▶ [EXERCISE INPUTS]
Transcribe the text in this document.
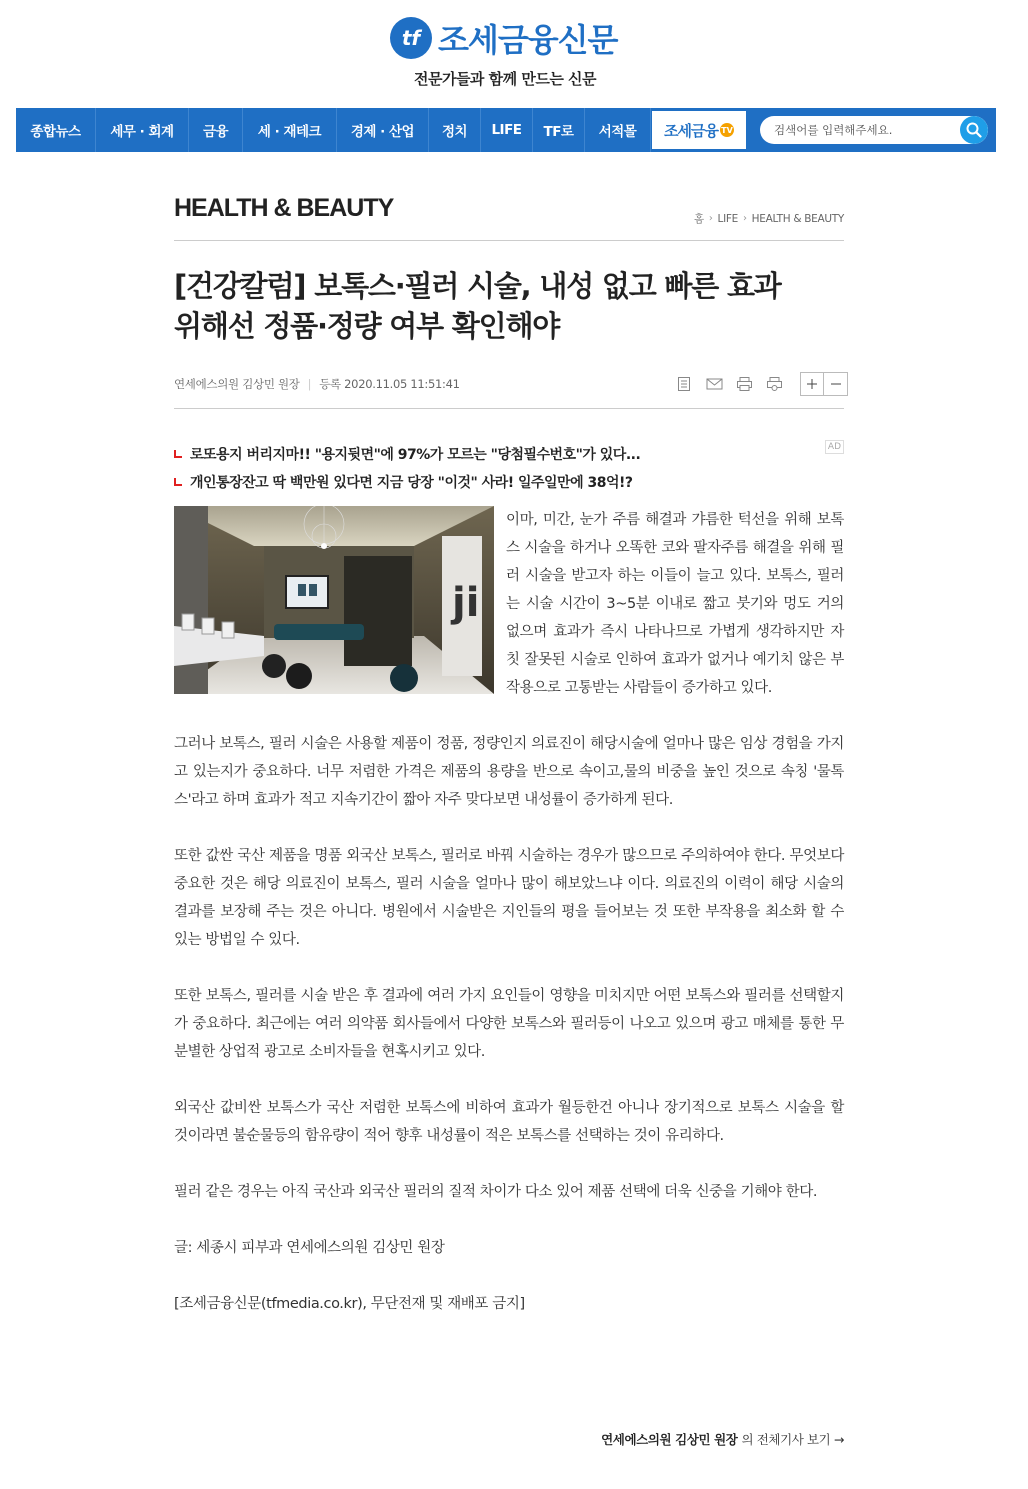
tf 조세금융신문
전문가들과 함께 만드는 신문
종합뉴스	세무 · 회계	금융	세 · 재테크	경제 · 산업	정치	LIFE	TF로	서적몰	조세금융 TV
검색어를 입력해주세요.
HEALTH & BEAUTY	홈 › LIFE › HEALTH & BEAUTY
[건강칼럼] 보톡스·필러 시술, 내성 없고 빠른 효과
위해선 정품·정량 여부 확인해야
연세에스의원 김상민 원장 | 등록 2020.11.05 11:51:41
AD
로또용지 버리지마!! "용지뒷면"에 97%가 모르는 "당첨필수번호"가 있다...
개인통장잔고 딱 백만원 있다면 지금 당장 "이것" 사라! 일주일만에 38억!?
ji

이마, 미간, 눈가 주름 해결과 갸름한 턱선을 위해 보톡스 시술을 하거나 오똑한 코와 팔자주름 해결을 위해 필러 시술을 받고자 하는 이들이 늘고 있다. 보톡스, 필러는 시술 시간이 3~5분 이내로 짧고 붓기와 멍도 거의 없으며 효과가 즉시 나타나므로 가볍게 생각하지만 자칫 잘못된 시술로 인하여 효과가 없거나 예기치 않은 부작용으로 고통받는 사람들이 증가하고 있다.

그러나 보톡스, 필러 시술은 사용할 제품이 정품, 정량인지 의료진이 해당시술에 얼마나 많은 임상 경험을 가지고 있는지가 중요하다. 너무 저렴한 가격은 제품의 용량을 반으로 속이고,물의 비중을 높인 것으로 속칭 '물톡스'라고 하며 효과가 적고 지속기간이 짧아 자주 맞다보면 내성률이 증가하게 된다.

또한 값싼 국산 제품을 명품 외국산 보톡스, 필러로 바꿔 시술하는 경우가 많으므로 주의하여야 한다. 무엇보다 중요한 것은 해당 의료진이 보톡스, 필러 시술을 얼마나 많이 해보았느냐 이다. 의료진의 이력이 해당 시술의 결과를 보장해 주는 것은 아니다. 병원에서 시술받은 지인들의 평을 들어보는 것 또한 부작용을 최소화 할 수 있는 방법일 수 있다.

또한 보톡스, 필러를 시술 받은 후 결과에 여러 가지 요인들이 영향을 미치지만 어떤 보톡스와 필러를 선택할지가 중요하다. 최근에는 여러 의약품 회사들에서 다양한 보톡스와 필러등이 나오고 있으며 광고 매체를 통한 무분별한 상업적 광고로 소비자들을 현혹시키고 있다.

외국산 값비싼 보톡스가 국산 저렴한 보톡스에 비하여 효과가 월등한건 아니나 장기적으로 보톡스 시술을 할 것이라면 불순물등의 함유량이 적어 향후 내성률이 적은 보톡스를 선택하는 것이 유리하다.

필러 같은 경우는 아직 국산과 외국산 필러의 질적 차이가 다소 있어 제품 선택에 더욱 신중을 기해야 한다.

글: 세종시 피부과 연세에스의원 김상민 원장

[조세금융신문(tfmedia.co.kr), 무단전재 및 재배포 금지]

연세에스의원 김상민 원장 의 전체기사 보기 →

▶ [TASK TO CARRY OUT] Identify all lines where the word "연세에스의원" shows up. Copy them.

▶ [COMPLETE OUTPUT]
연세에스의원 김상민 원장 | 등록 2020.11.05 11:51:41
글: 세종시 피부과 연세에스의원 김상민 원장
연세에스의원 김상민 원장 의 전체기사 보기 →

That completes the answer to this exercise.